__EXERCISE INSTRUCTIONS__: Rewrite the lines starting with the line that contains "Patent image size: (905, 688)." and going on through the line that contains "The inner surface 335 is at (380, 468).", changing "food product" to "foodstuff" and keeping everything else the same.

Data records
....
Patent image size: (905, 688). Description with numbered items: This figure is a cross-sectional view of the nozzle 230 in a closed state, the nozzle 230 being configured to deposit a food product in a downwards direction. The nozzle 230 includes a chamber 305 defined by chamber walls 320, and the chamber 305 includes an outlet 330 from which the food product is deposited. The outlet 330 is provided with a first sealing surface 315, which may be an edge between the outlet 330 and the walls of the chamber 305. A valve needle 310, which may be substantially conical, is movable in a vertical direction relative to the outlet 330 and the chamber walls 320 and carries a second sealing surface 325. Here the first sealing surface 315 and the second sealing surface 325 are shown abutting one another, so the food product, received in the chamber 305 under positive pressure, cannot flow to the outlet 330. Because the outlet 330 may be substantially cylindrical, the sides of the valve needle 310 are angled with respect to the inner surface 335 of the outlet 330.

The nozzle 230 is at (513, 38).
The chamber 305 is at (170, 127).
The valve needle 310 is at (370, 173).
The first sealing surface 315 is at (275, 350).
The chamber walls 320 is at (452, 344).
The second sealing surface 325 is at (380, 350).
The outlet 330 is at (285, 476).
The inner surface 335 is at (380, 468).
....
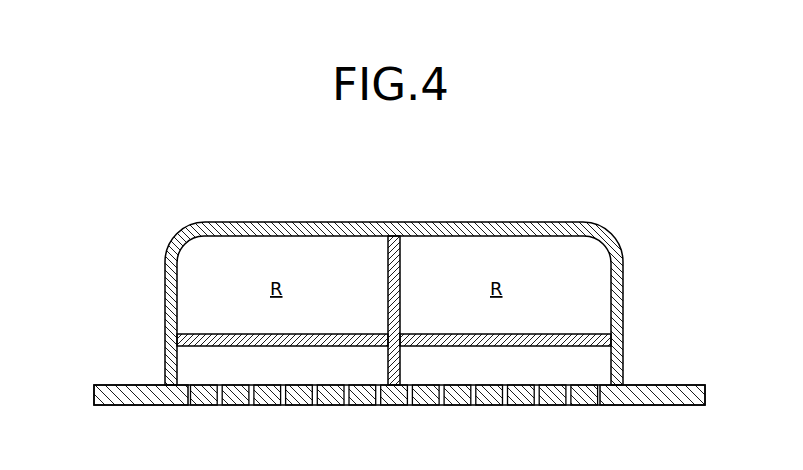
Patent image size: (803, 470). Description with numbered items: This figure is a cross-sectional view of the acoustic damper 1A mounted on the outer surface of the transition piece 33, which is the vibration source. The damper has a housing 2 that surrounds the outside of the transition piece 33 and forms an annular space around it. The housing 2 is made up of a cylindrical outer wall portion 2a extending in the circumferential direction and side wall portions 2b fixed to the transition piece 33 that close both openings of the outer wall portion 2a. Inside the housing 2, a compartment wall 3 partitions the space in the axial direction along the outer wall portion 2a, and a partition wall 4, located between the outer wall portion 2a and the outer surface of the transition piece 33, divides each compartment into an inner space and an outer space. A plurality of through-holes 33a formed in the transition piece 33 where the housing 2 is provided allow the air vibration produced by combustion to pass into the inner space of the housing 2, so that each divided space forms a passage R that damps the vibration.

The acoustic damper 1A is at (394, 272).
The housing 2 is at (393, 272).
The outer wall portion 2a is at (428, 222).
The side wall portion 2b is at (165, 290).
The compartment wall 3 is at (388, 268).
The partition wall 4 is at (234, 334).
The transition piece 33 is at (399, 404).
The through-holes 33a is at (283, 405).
....
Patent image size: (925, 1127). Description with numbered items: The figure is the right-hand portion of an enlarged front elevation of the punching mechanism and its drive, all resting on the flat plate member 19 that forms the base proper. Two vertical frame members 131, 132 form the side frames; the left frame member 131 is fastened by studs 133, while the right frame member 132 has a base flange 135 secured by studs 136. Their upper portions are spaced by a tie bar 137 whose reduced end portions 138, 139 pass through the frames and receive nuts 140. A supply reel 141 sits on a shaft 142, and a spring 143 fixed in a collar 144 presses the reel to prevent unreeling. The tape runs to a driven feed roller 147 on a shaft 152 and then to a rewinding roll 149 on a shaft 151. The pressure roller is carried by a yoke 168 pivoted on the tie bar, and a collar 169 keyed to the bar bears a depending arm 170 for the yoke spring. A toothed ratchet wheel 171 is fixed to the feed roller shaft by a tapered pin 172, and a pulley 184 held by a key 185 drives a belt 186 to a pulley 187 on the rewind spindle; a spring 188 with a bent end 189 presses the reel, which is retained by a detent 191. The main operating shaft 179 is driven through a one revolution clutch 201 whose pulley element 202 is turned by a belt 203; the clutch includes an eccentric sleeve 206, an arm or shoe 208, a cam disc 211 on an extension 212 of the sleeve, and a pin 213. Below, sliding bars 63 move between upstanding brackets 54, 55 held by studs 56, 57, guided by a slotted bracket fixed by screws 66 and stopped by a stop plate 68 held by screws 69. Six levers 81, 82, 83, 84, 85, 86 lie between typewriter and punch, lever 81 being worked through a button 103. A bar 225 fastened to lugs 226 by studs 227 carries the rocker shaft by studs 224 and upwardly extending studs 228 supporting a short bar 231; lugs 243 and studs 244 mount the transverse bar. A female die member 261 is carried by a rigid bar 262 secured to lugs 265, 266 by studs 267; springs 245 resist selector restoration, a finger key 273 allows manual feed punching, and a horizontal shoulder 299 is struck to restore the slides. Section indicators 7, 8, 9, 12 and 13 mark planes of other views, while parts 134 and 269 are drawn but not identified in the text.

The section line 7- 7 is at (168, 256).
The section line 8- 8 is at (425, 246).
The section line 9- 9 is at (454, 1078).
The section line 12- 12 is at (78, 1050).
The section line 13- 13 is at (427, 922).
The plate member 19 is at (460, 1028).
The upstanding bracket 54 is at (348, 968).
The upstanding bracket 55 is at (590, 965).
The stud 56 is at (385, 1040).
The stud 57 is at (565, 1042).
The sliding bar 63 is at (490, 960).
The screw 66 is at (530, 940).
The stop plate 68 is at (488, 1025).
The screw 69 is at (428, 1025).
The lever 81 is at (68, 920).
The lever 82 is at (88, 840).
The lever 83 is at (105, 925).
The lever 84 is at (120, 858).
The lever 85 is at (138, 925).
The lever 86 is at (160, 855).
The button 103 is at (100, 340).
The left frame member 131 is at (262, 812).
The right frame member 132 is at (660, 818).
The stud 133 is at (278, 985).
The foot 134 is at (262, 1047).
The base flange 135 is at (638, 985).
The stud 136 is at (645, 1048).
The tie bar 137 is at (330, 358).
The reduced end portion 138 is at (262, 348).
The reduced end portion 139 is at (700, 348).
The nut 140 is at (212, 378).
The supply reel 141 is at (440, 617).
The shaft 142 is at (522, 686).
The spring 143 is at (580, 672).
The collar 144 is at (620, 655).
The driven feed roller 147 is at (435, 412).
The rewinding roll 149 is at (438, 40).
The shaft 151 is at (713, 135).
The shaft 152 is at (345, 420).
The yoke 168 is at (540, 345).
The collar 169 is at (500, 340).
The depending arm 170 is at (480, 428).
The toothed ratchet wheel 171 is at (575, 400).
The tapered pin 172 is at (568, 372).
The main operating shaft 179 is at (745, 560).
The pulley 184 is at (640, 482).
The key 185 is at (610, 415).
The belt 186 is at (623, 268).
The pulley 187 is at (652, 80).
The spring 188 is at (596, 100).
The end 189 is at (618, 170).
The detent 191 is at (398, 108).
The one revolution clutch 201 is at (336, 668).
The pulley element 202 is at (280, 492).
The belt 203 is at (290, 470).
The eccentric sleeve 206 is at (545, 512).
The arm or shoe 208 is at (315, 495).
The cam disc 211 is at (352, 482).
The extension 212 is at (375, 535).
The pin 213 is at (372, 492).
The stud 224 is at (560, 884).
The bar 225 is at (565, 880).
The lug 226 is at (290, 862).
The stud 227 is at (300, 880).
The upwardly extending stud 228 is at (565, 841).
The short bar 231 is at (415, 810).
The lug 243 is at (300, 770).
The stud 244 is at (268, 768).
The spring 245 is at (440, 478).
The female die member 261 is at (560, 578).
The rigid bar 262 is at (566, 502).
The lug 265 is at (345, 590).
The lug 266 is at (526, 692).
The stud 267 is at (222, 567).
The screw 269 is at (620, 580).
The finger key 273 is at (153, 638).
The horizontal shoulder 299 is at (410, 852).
....
__SOLUTION FOR THIS PROBLEM__:
Patent image size: (905, 688). Description with numbered items: This figure is a cross-sectional view of the nozzle 230 in a closed state, the nozzle 230 being configured to deposit a foodstuff in a downwards direction. The nozzle 230 includes a chamber 305 defined by chamber walls 320, and the chamber 305 includes an outlet 330 from which the foodstuff is deposited. The outlet 330 is provided with a first sealing surface 315, which may be an edge between the outlet 330 and the walls of the chamber 305. A valve needle 310, which may be substantially conical, is movable in a vertical direction relative to the outlet 330 and the chamber walls 320 and carries a second sealing surface 325. Here the first sealing surface 315 and the second sealing surface 325 are shown abutting one another, so the foodstuff, received in the chamber 305 under positive pressure, cannot flow to the outlet 330. Because the outlet 330 may be substantially cylindrical, the sides of the valve needle 310 are angled with respect to the inner surface 335 of the outlet 330.

The nozzle 230 is at (513, 38).
The chamber 305 is at (170, 127).
The valve needle 310 is at (370, 173).
The first sealing surface 315 is at (275, 350).
The chamber walls 320 is at (452, 344).
The second sealing surface 325 is at (380, 350).
The outlet 330 is at (285, 476).
The inner surface 335 is at (380, 468).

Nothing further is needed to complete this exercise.